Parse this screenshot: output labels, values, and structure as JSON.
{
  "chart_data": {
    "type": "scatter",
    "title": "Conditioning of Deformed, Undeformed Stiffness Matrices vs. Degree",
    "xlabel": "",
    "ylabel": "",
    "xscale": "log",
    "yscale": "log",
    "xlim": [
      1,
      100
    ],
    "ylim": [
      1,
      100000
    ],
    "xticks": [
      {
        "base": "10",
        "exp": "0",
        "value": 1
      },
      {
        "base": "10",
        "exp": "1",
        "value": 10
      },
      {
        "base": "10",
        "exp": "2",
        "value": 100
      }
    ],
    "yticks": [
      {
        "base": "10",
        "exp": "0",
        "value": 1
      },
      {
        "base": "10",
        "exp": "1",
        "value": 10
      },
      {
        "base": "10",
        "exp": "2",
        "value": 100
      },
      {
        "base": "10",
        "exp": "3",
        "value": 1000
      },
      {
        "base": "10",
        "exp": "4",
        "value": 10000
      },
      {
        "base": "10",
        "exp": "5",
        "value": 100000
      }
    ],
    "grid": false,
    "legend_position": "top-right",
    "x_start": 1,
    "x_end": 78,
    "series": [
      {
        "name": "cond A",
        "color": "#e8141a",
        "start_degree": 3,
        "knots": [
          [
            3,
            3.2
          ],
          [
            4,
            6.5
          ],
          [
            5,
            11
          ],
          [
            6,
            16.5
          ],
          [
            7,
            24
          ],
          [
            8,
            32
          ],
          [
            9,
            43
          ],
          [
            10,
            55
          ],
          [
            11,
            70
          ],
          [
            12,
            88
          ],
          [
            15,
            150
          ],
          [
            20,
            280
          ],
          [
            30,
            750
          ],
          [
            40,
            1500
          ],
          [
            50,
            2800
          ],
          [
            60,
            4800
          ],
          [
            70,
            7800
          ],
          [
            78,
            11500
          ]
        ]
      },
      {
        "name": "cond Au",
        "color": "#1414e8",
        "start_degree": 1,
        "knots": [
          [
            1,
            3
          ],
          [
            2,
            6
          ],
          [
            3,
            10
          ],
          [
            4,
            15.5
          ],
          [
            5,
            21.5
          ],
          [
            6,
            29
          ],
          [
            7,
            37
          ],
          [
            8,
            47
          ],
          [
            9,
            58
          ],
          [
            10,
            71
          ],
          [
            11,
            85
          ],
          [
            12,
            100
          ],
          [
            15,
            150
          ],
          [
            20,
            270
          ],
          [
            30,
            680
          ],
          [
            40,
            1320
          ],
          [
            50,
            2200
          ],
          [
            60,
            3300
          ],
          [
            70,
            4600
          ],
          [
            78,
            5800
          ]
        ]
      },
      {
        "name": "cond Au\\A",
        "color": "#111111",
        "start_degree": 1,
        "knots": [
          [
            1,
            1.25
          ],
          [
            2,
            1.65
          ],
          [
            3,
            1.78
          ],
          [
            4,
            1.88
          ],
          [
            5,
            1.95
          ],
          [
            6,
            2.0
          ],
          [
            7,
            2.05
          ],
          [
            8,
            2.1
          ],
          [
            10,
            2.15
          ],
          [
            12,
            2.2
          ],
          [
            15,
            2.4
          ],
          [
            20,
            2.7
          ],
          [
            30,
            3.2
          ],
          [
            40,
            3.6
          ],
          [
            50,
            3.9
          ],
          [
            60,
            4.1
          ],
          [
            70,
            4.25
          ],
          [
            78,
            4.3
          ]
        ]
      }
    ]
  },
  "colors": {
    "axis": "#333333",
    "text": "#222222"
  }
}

============================================================

-- The request --
List all lines where "name" occurs.

-- Correct result --
        "name": "cond A",
        "name": "cond Au",
        "name": "cond Au\\A",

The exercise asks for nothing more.